▶ [TASK PROMPT]:
Repeat each record exactly as written, and drop any images.

(Dataset entries)

________

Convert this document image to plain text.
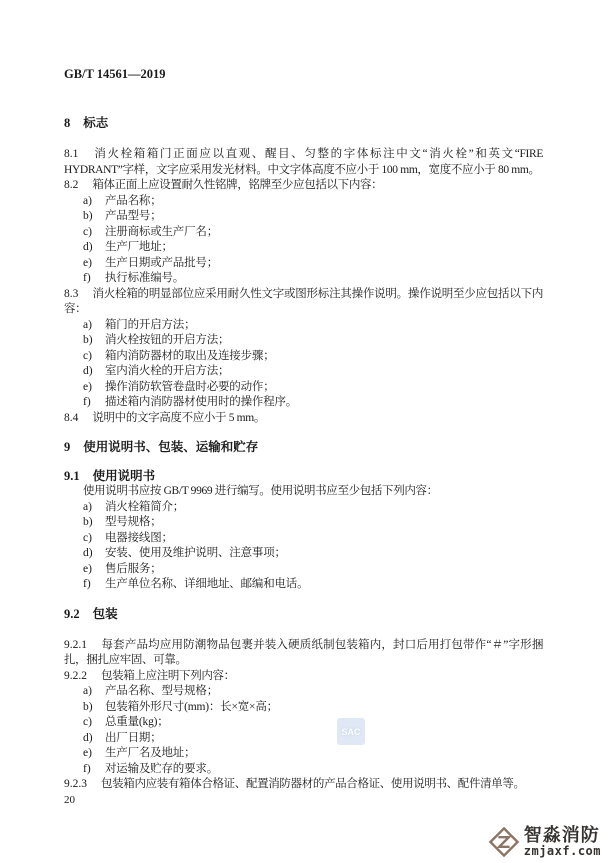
GB/T 14561—2019

8 标志

8.1 消火栓箱箱门正面应以直观、醒目、匀整的字体标注中文“消火栓”和英文“FIRE HYDRANT”字样，文字应采用发光材料。中文字体高度不应小于 100 mm，宽度不应小于 80 mm。

8.2 箱体正面上应设置耐久性铭牌，铭牌至少应包括以下内容：

a)	产品名称；

b)	产品型号；

c)	注册商标或生产厂名；

d)	生产厂地址；

e)	生产日期或产品批号；

f)	执行标准编号。

8.3 消火栓箱的明显部位应采用耐久性文字或图形标注其操作说明。操作说明至少应包括以下内容：

a)	箱门的开启方法；

b)	消火栓按钮的开启方法；

c)	箱内消防器材的取出及连接步骤；

d)	室内消火栓的开启方法；

e)	操作消防软管卷盘时必要的动作；

f)	描述箱内消防器材使用时的操作程序。

8.4 说明中的文字高度不应小于 5 mm。

9 使用说明书、包装、运输和贮存

9.1 使用说明书

使用说明书应按 GB/T 9969 进行编写。使用说明书应至少包括下列内容：

a)	消火栓箱简介；

b)	型号规格；

c)	电器接线图；

d)	安装、使用及维护说明、注意事项；

e)	售后服务；

f)	生产单位名称、详细地址、邮编和电话。

9.2 包装

9.2.1 每套产品均应用防潮物品包裹并装入硬质纸制包装箱内，封口后用打包带作“＃”字形捆扎，捆扎应牢固、可靠。

9.2.2 包装箱上应注明下列内容：

a)	产品名称、型号规格；

b)	包装箱外形尺寸(mm)：长×宽×高；

c)	总重量(kg)；

d)	出厂日期；

e)	生产厂名及地址；

f)	对运输及贮存的要求。

9.2.3 包装箱内应装有箱体合格证、配置消防器材的产品合格证、使用说明书、配件清单等。

20

SAC
智淼消防
zmjaxf.com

________

▶ [OUTPUT FOR THIS TASK]:
Convert this document image to plain text.
GB/T 14561—2019

8 标志

8.1 消火栓箱箱门正面应以直观、醒目、匀整的字体标注中文“消火栓”和英文“FIRE HYDRANT”字样，文字应采用发光材料。中文字体高度不应小于 100 mm，宽度不应小于 80 mm。

8.2 箱体正面上应设置耐久性铭牌，铭牌至少应包括以下内容：

a)	产品名称；

b)	产品型号；

c)	注册商标或生产厂名；

d)	生产厂地址；

e)	生产日期或产品批号；

f)	执行标准编号。

8.3 消火栓箱的明显部位应采用耐久性文字或图形标注其操作说明。操作说明至少应包括以下内容：

a)	箱门的开启方法；

b)	消火栓按钮的开启方法；

c)	箱内消防器材的取出及连接步骤；

d)	室内消火栓的开启方法；

e)	操作消防软管卷盘时必要的动作；

f)	描述箱内消防器材使用时的操作程序。

8.4 说明中的文字高度不应小于 5 mm。

9 使用说明书、包装、运输和贮存

9.1 使用说明书

使用说明书应按 GB/T 9969 进行编写。使用说明书应至少包括下列内容：

a)	消火栓箱简介；

b)	型号规格；

c)	电器接线图；

d)	安装、使用及维护说明、注意事项；

e)	售后服务；

f)	生产单位名称、详细地址、邮编和电话。

9.2 包装

9.2.1 每套产品均应用防潮物品包裹并装入硬质纸制包装箱内，封口后用打包带作“＃”字形捆扎，捆扎应牢固、可靠。

9.2.2 包装箱上应注明下列内容：

a)	产品名称、型号规格；

b)	包装箱外形尺寸(mm)：长×宽×高；

c)	总重量(kg)；

d)	出厂日期；

e)	生产厂名及地址；

f)	对运输及贮存的要求。

9.2.3 包装箱内应装有箱体合格证、配置消防器材的产品合格证、使用说明书、配件清单等。

20

SAC
智淼消防
zmjaxf.com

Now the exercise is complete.